» Given exercise: Give the data again, word for word.

» Working data:
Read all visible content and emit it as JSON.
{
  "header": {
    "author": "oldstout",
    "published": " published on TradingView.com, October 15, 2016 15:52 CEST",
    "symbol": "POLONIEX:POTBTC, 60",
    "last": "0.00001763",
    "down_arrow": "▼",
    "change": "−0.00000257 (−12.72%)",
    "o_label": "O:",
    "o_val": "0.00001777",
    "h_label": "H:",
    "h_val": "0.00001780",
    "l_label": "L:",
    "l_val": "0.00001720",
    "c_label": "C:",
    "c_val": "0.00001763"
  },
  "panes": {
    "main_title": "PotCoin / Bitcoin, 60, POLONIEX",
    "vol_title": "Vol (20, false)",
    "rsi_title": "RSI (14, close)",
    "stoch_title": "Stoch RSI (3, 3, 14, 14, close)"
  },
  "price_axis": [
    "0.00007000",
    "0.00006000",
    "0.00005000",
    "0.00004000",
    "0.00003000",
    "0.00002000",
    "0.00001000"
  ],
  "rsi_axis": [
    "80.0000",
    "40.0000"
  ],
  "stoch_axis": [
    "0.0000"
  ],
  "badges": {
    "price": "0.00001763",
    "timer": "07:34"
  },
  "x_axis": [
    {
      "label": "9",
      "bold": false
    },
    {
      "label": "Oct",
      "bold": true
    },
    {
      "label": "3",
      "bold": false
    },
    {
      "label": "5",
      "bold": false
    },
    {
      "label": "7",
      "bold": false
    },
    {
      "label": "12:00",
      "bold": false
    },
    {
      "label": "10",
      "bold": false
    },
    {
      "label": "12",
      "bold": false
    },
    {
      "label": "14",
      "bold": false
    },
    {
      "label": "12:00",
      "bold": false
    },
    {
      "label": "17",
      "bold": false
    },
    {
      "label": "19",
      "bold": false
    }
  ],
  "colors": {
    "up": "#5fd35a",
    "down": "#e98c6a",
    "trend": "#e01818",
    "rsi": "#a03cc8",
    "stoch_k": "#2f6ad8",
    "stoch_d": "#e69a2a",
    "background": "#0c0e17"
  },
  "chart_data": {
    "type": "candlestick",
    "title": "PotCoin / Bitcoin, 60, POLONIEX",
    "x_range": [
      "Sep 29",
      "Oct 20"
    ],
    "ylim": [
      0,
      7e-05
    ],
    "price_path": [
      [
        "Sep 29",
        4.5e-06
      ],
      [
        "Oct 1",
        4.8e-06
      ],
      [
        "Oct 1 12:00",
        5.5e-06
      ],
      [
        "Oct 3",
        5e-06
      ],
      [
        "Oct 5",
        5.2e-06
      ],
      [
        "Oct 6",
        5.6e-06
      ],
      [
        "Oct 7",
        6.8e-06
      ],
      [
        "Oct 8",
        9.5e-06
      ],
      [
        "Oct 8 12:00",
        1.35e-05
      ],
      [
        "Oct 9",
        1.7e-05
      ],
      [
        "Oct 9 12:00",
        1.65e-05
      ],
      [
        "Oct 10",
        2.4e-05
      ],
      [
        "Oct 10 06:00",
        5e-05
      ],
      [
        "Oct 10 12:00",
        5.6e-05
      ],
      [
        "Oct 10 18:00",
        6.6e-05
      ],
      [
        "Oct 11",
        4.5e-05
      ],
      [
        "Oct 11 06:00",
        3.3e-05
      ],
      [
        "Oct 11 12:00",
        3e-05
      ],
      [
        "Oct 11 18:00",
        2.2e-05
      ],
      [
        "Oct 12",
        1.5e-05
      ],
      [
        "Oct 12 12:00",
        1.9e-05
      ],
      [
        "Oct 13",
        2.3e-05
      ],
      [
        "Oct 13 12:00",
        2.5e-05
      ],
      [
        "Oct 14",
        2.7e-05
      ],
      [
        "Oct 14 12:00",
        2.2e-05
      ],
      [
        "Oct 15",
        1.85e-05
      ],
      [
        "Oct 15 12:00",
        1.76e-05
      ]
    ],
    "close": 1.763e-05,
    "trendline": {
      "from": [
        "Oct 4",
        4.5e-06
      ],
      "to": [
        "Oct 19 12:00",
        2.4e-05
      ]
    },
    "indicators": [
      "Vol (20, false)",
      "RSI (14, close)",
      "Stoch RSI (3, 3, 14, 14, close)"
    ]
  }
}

» Correct output:
Read all visible content and emit it as JSON.
{
  "header": {
    "author": "oldstout",
    "published": " published on TradingView.com, October 15, 2016 15:52 CEST",
    "symbol": "POLONIEX:POTBTC, 60",
    "last": "0.00001763",
    "down_arrow": "▼",
    "change": "−0.00000257 (−12.72%)",
    "o_label": "O:",
    "o_val": "0.00001777",
    "h_label": "H:",
    "h_val": "0.00001780",
    "l_label": "L:",
    "l_val": "0.00001720",
    "c_label": "C:",
    "c_val": "0.00001763"
  },
  "panes": {
    "main_title": "PotCoin / Bitcoin, 60, POLONIEX",
    "vol_title": "Vol (20, false)",
    "rsi_title": "RSI (14, close)",
    "stoch_title": "Stoch RSI (3, 3, 14, 14, close)"
  },
  "price_axis": [
    "0.00007000",
    "0.00006000",
    "0.00005000",
    "0.00004000",
    "0.00003000",
    "0.00002000",
    "0.00001000"
  ],
  "rsi_axis": [
    "80.0000",
    "40.0000"
  ],
  "stoch_axis": [
    "0.0000"
  ],
  "badges": {
    "price": "0.00001763",
    "timer": "07:34"
  },
  "x_axis": [
    {
      "label": "9",
      "bold": false
    },
    {
      "label": "Oct",
      "bold": true
    },
    {
      "label": "3",
      "bold": false
    },
    {
      "label": "5",
      "bold": false
    },
    {
      "label": "7",
      "bold": false
    },
    {
      "label": "12:00",
      "bold": false
    },
    {
      "label": "10",
      "bold": false
    },
    {
      "label": "12",
      "bold": false
    },
    {
      "label": "14",
      "bold": false
    },
    {
      "label": "12:00",
      "bold": false
    },
    {
      "label": "17",
      "bold": false
    },
    {
      "label": "19",
      "bold": false
    }
  ],
  "colors": {
    "up": "#5fd35a",
    "down": "#e98c6a",
    "trend": "#e01818",
    "rsi": "#a03cc8",
    "stoch_k": "#2f6ad8",
    "stoch_d": "#e69a2a",
    "background": "#0c0e17"
  },
  "chart_data": {
    "type": "candlestick",
    "title": "PotCoin / Bitcoin, 60, POLONIEX",
    "x_range": [
      "Sep 29",
      "Oct 20"
    ],
    "ylim": [
      0,
      7e-05
    ],
    "price_path": [
      [
        "Sep 29",
        4.5e-06
      ],
      [
        "Oct 1",
        4.8e-06
      ],
      [
        "Oct 1 12:00",
        5.5e-06
      ],
      [
        "Oct 3",
        5e-06
      ],
      [
        "Oct 5",
        5.2e-06
      ],
      [
        "Oct 6",
        5.6e-06
      ],
      [
        "Oct 7",
        6.8e-06
      ],
      [
        "Oct 8",
        9.5e-06
      ],
      [
        "Oct 8 12:00",
        1.35e-05
      ],
      [
        "Oct 9",
        1.7e-05
      ],
      [
        "Oct 9 12:00",
        1.65e-05
      ],
      [
        "Oct 10",
        2.4e-05
      ],
      [
        "Oct 10 06:00",
        5e-05
      ],
      [
        "Oct 10 12:00",
        5.6e-05
      ],
      [
        "Oct 10 18:00",
        6.6e-05
      ],
      [
        "Oct 11",
        4.5e-05
      ],
      [
        "Oct 11 06:00",
        3.3e-05
      ],
      [
        "Oct 11 12:00",
        3e-05
      ],
      [
        "Oct 11 18:00",
        2.2e-05
      ],
      [
        "Oct 12",
        1.5e-05
      ],
      [
        "Oct 12 12:00",
        1.9e-05
      ],
      [
        "Oct 13",
        2.3e-05
      ],
      [
        "Oct 13 12:00",
        2.5e-05
      ],
      [
        "Oct 14",
        2.7e-05
      ],
      [
        "Oct 14 12:00",
        2.2e-05
      ],
      [
        "Oct 15",
        1.85e-05
      ],
      [
        "Oct 15 12:00",
        1.76e-05
      ]
    ],
    "close": 1.763e-05,
    "trendline": {
      "from": [
        "Oct 4",
        4.5e-06
      ],
      "to": [
        "Oct 19 12:00",
        2.4e-05
      ]
    },
    "indicators": [
      "Vol (20, false)",
      "RSI (14, close)",
      "Stoch RSI (3, 3, 14, 14, close)"
    ]
  }
}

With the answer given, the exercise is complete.